- Aim of the task
Transcribe the records that follow. Keep every word exactly, and drop the pictures.

- Records provided
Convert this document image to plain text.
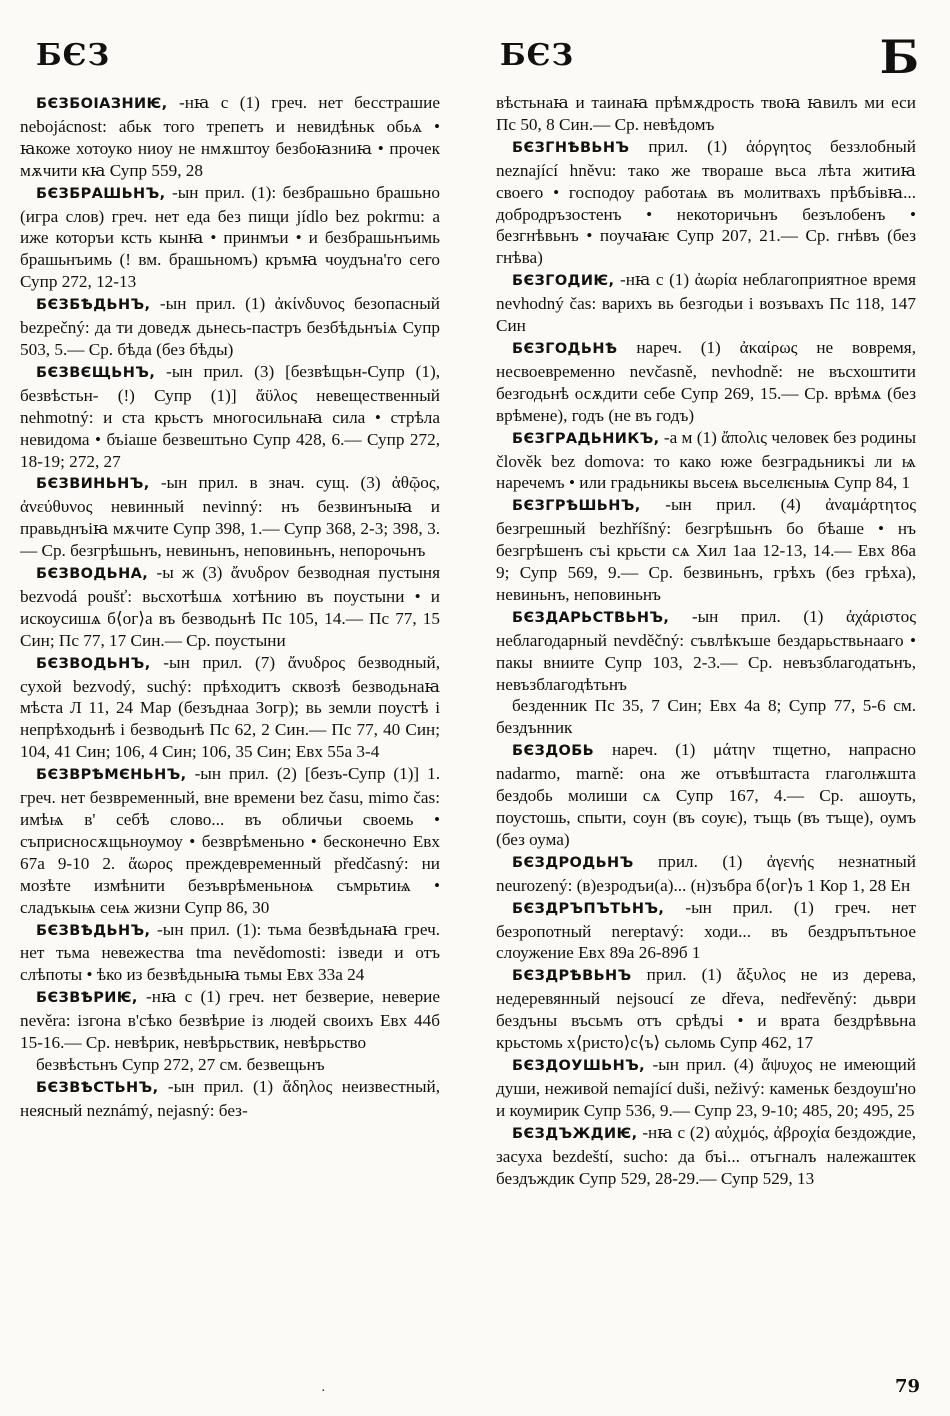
БЄЗ	БЄЗ	Б

БЄЗБОІАЗНИѤ, -нꙗ с (1) греч. нет бесстрашие nebojácnost: абьк того трепетъ и невидѣньк обьѧ • ꙗкоже хотоуко ниоу не нмѫштоу безбоꙗзниꙗ • прочек мѫчити кꙗ Супр 559, 28

БЄЗБРАШЬНЪ, -ын прил. (1): безбрашьно брашьно (игра слов) греч. нет еда без пищи jídlo bez pokrmu: а иже которъи ксть кынꙗ • принмъи • и безбрашьнъимь брашьнъимь (! вм. брашьномъ) кръмꙗ чоудъна'го сего Супр 272, 12-13

БЄЗБѢДЬНЪ, -ын прил. (1) ἀκίνδυνος безопасный bezpečný: да ти доведѫ дьнесь-пастръ безбѣдьнъіѧ Супр 503, 5.— Ср. бѣда (без бѣды)

БЄЗВЄЩЬНЪ, -ын прил. (3) [безвѣщьн-Супр (1), безвѣстьн- (!) Супр (1)] ἄϋλος невещественный nehmotný: и ста крьстъ многосильнаꙗ сила • стрѣла невидома • бъіаше безвештьно Супр 428, 6.— Супр 272, 18-19; 272, 27

БЄЗВИНЬНЪ, -ын прил. в знач. сущ. (3) ἀθῷος, ἀνεύθυνος невинный nevinný: нъ безвинъныꙗ и правьднъіꙗ мѫчите Супр 398, 1.— Супр 368, 2-3; 398, 3.— Ср. безгрѣшьнъ, невиньнъ, неповиньнъ, непорочьнъ

БЄЗВОДЬНА, -ы ж (3) ἄνυδρον безводная пустыня bezvodá poušť: вьсхотѣшѧ хотѣнию въ поустыни • и искоусишѧ б⟨ог⟩а въ безводьнѣ Пс 105, 14.— Пс 77, 15 Син; Пс 77, 17 Син.— Ср. поустыни

БЄЗВОДЬНЪ, -ын прил. (7) ἄνυδρος безводный, сухой bezvodý, suchý: прѣходитъ сквозѣ безводьнаꙗ мѣста Л 11, 24 Мар (безъднаа Зогр); вь земли поустѣ і непрѣходьнѣ і безводьнѣ Пс 62, 2 Син.— Пс 77, 40 Син; 104, 41 Син; 106, 4 Син; 106, 35 Син; Евх 55а 3-4

БЄЗВРѢМЄНЬНЪ, -ын прил. (2) [безъ-Супр (1)] 1. греч. нет безвременный, вне времени bez času, mimo čas: имѣѩ в' себѣ слово... въ обличьи своемь • съприсносѫщьноумоу • безврѣменьно • бесконечно Евх 67а 9-10 2. ἄωρος преждевременный předčasný: ни мозѣте измѣнити безъврѣменьноѩ съмрьтиѩ • сладъкыѩ сеѩ жизни Супр 86, 30

БЄЗВѢДЬНЪ, -ын прил. (1): тьма безвѣдьнаꙗ греч. нет тьма невежества tma nevědomosti: ізведи и отъ слѣпоты • ѣко из безвѣдьныꙗ тьмы Евх 33а 24

БЄЗВѢРИѤ, -нꙗ с (1) греч. нет безверие, неверие nevěra: ізгона в'сѣко безвѣрие із людей своихъ Евх 44б 15-16.— Ср. невѣрик, невѣрьствик, невѣрьство

безвѣстьнъ Супр 272, 27 см. безвещьнъ

БЄЗВѢСТЬНЪ, -ын прил. (1) ἄδηλος неизвестный, неясный neznámý, nejasný: без-

вѣстьнаꙗ и таинаꙗ прѣмѫдрость твоꙗ ꙗвилъ ми еси Пс 50, 8 Син.— Ср. невѣдомъ

БЄЗГНѢВЬНЪ прил. (1) ἀόργητος беззлобный neznající hněvu: тако же твораше вьса лѣта житиꙗ своего • господоу работаѩ въ молитвахъ прѣбъівꙗ... добродръзостенъ • некоторичьнъ безълобенъ • безгнѣвьнъ • поучаꙗѥ Супр 207, 21.— Ср. гнѣвъ (без гнѣва)

БЄЗГОДИѤ, -нꙗ с (1) ἀωρία неблагоприятное время nevhodný čas: варихъ вь безгодьи і возъвахъ Пс 118, 147 Син

БЄЗГОДЬНѢ нареч. (1) ἀκαίρως не вовремя, несвоевременно nevčasně, nevhodně: не въсхоштити безгодьнѣ осѫдити себе Супр 269, 15.— Ср. врѣмѧ (без врѣмене), годъ (не въ годъ)

БЄЗГРАДЬНИКЪ, -а м (1) ἄπολις человек без родины člověk bez domova: то како юже безградьникъі ли ѩ наречемъ • или градьникы вьсеѩ вьселѥныѩ Супр 84, 1

БЄЗГРѢШЬНЪ, -ын прил. (4) ἀναμάρτητος безгрешный bezhříšný: безгрѣшьнъ бо бѣаше • нъ безгрѣшенъ съі крьсти сѧ Хил 1аа 12-13, 14.— Евх 86а 9; Супр 569, 9.— Ср. безвиньнъ, грѣхъ (без грѣха), невиньнъ, неповиньнъ

БЄЗДАРЬСТВЬНЪ, -ын прил. (1) ἀχάριστος неблагодарный nevděčný: съвлѣкъше бездарьствьнааго • пакы вниите Супр 103, 2-3.— Ср. невъзблагодатьнъ, невъзблагодѣтьнъ

безденник Пс 35, 7 Син; Евх 4а 8; Супр 77, 5-6 см. бездънник

БЄЗДОБЬ нареч. (1) μάτην тщетно, напрасно nadarmo, marně: она же отъвѣштаста глаголѭшта бездобь молиши сѧ Супр 167, 4.— Ср. ашоуть, поустошь, спыти, соун (въ соуѥ), тъщь (въ тъще), оумъ (без оума)

БЄЗДРОДЬНЪ прил. (1) ἀγενής незнатный neurozený: (в)езродъи(а)... (н)зъбра б⟨ог⟩ъ 1 Кор 1, 28 Ен

БЄЗДРЪПЪТЬНЪ, -ын прил. (1) греч. нет безропотный nereptavý: ходи... въ бездръпътьное слоужение Евх 89а 26-89б 1

БЄЗДРѢВЬНЪ прил. (1) ἄξυλος не из дерева, недеревянный nejsoucí ze dřeva, nedřevěný: дьври бездъны въсьмъ отъ срѣдъі • и врата бездрѣвьна крьстомь х⟨ристо⟩с⟨ъ⟩ сьломь Супр 462, 17

БЄЗДОУШЬНЪ, -ын прил. (4) ἄψυχος не имеющий души, неживой nemající duši, neživý: каменьк бездоуш'но и коумирик Супр 536, 9.— Супр 23, 9-10; 485, 20; 495, 25

БЄЗДЪЖДИѤ, -нꙗ с (2) αὐχμός, ἀβροχία бездождие, засуха bezdeští, sucho: да бъі... отъгналъ належаштек бездъждик Супр 529, 28-29.— Супр 529, 13

79
·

- Answer in full
Convert this document image to plain text.
БЄЗ	БЄЗ	Б

БЄЗБОІАЗНИѤ, -нꙗ с (1) греч. нет бесстрашие nebojácnost: абьк того трепетъ и невидѣньк обьѧ • ꙗкоже хотоуко ниоу не нмѫштоу безбоꙗзниꙗ • прочек мѫчити кꙗ Супр 559, 28

БЄЗБРАШЬНЪ, -ын прил. (1): безбрашьно брашьно (игра слов) греч. нет еда без пищи jídlo bez pokrmu: а иже которъи ксть кынꙗ • принмъи • и безбрашьнъимь брашьнъимь (! вм. брашьномъ) кръмꙗ чоудъна'го сего Супр 272, 12-13

БЄЗБѢДЬНЪ, -ын прил. (1) ἀκίνδυνος безопасный bezpečný: да ти доведѫ дьнесь-пастръ безбѣдьнъіѧ Супр 503, 5.— Ср. бѣда (без бѣды)

БЄЗВЄЩЬНЪ, -ын прил. (3) [безвѣщьн-Супр (1), безвѣстьн- (!) Супр (1)] ἄϋλος невещественный nehmotný: и ста крьстъ многосильнаꙗ сила • стрѣла невидома • бъіаше безвештьно Супр 428, 6.— Супр 272, 18-19; 272, 27

БЄЗВИНЬНЪ, -ын прил. в знач. сущ. (3) ἀθῷος, ἀνεύθυνος невинный nevinný: нъ безвинъныꙗ и правьднъіꙗ мѫчите Супр 398, 1.— Супр 368, 2-3; 398, 3.— Ср. безгрѣшьнъ, невиньнъ, неповиньнъ, непорочьнъ

БЄЗВОДЬНА, -ы ж (3) ἄνυδρον безводная пустыня bezvodá poušť: вьсхотѣшѧ хотѣнию въ поустыни • и искоусишѧ б⟨ог⟩а въ безводьнѣ Пс 105, 14.— Пс 77, 15 Син; Пс 77, 17 Син.— Ср. поустыни

БЄЗВОДЬНЪ, -ын прил. (7) ἄνυδρος безводный, сухой bezvodý, suchý: прѣходитъ сквозѣ безводьнаꙗ мѣста Л 11, 24 Мар (безъднаа Зогр); вь земли поустѣ і непрѣходьнѣ і безводьнѣ Пс 62, 2 Син.— Пс 77, 40 Син; 104, 41 Син; 106, 4 Син; 106, 35 Син; Евх 55а 3-4

БЄЗВРѢМЄНЬНЪ, -ын прил. (2) [безъ-Супр (1)] 1. греч. нет безвременный, вне времени bez času, mimo čas: имѣѩ в' себѣ слово... въ обличьи своемь • съприсносѫщьноумоу • безврѣменьно • бесконечно Евх 67а 9-10 2. ἄωρος преждевременный předčasný: ни мозѣте измѣнити безъврѣменьноѩ съмрьтиѩ • сладъкыѩ сеѩ жизни Супр 86, 30

БЄЗВѢДЬНЪ, -ын прил. (1): тьма безвѣдьнаꙗ греч. нет тьма невежества tma nevědomosti: ізведи и отъ слѣпоты • ѣко из безвѣдьныꙗ тьмы Евх 33а 24

БЄЗВѢРИѤ, -нꙗ с (1) греч. нет безверие, неверие nevěra: ізгона в'сѣко безвѣрие із людей своихъ Евх 44б 15-16.— Ср. невѣрик, невѣрьствик, невѣрьство

безвѣстьнъ Супр 272, 27 см. безвещьнъ

БЄЗВѢСТЬНЪ, -ын прил. (1) ἄδηλος неизвестный, неясный neznámý, nejasný: без-

вѣстьнаꙗ и таинаꙗ прѣмѫдрость твоꙗ ꙗвилъ ми еси Пс 50, 8 Син.— Ср. невѣдомъ

БЄЗГНѢВЬНЪ прил. (1) ἀόργητος беззлобный neznající hněvu: тако же твораше вьса лѣта житиꙗ своего • господоу работаѩ въ молитвахъ прѣбъівꙗ... добродръзостенъ • некоторичьнъ безълобенъ • безгнѣвьнъ • поучаꙗѥ Супр 207, 21.— Ср. гнѣвъ (без гнѣва)

БЄЗГОДИѤ, -нꙗ с (1) ἀωρία неблагоприятное время nevhodný čas: варихъ вь безгодьи і возъвахъ Пс 118, 147 Син

БЄЗГОДЬНѢ нареч. (1) ἀκαίρως не вовремя, несвоевременно nevčasně, nevhodně: не въсхоштити безгодьнѣ осѫдити себе Супр 269, 15.— Ср. врѣмѧ (без врѣмене), годъ (не въ годъ)

БЄЗГРАДЬНИКЪ, -а м (1) ἄπολις человек без родины člověk bez domova: то како юже безградьникъі ли ѩ наречемъ • или градьникы вьсеѩ вьселѥныѩ Супр 84, 1

БЄЗГРѢШЬНЪ, -ын прил. (4) ἀναμάρτητος безгрешный bezhříšný: безгрѣшьнъ бо бѣаше • нъ безгрѣшенъ съі крьсти сѧ Хил 1аа 12-13, 14.— Евх 86а 9; Супр 569, 9.— Ср. безвиньнъ, грѣхъ (без грѣха), невиньнъ, неповиньнъ

БЄЗДАРЬСТВЬНЪ, -ын прил. (1) ἀχάριστος неблагодарный nevděčný: съвлѣкъше бездарьствьнааго • пакы вниите Супр 103, 2-3.— Ср. невъзблагодатьнъ, невъзблагодѣтьнъ

безденник Пс 35, 7 Син; Евх 4а 8; Супр 77, 5-6 см. бездънник

БЄЗДОБЬ нареч. (1) μάτην тщетно, напрасно nadarmo, marně: она же отъвѣштаста глаголѭшта бездобь молиши сѧ Супр 167, 4.— Ср. ашоуть, поустошь, спыти, соун (въ соуѥ), тъщь (въ тъще), оумъ (без оума)

БЄЗДРОДЬНЪ прил. (1) ἀγενής незнатный neurozený: (в)езродъи(а)... (н)зъбра б⟨ог⟩ъ 1 Кор 1, 28 Ен

БЄЗДРЪПЪТЬНЪ, -ын прил. (1) греч. нет безропотный nereptavý: ходи... въ бездръпътьное слоужение Евх 89а 26-89б 1

БЄЗДРѢВЬНЪ прил. (1) ἄξυλος не из дерева, недеревянный nejsoucí ze dřeva, nedřevěný: дьври бездъны въсьмъ отъ срѣдъі • и врата бездрѣвьна крьстомь х⟨ристо⟩с⟨ъ⟩ сьломь Супр 462, 17

БЄЗДОУШЬНЪ, -ын прил. (4) ἄψυχος не имеющий души, неживой nemající duši, neživý: каменьк бездоуш'но и коумирик Супр 536, 9.— Супр 23, 9-10; 485, 20; 495, 25

БЄЗДЪЖДИѤ, -нꙗ с (2) αὐχμός, ἀβροχία бездождие, засуха bezdeští, sucho: да бъі... отъгналъ належаштек бездъждик Супр 529, 28-29.— Супр 529, 13

79
·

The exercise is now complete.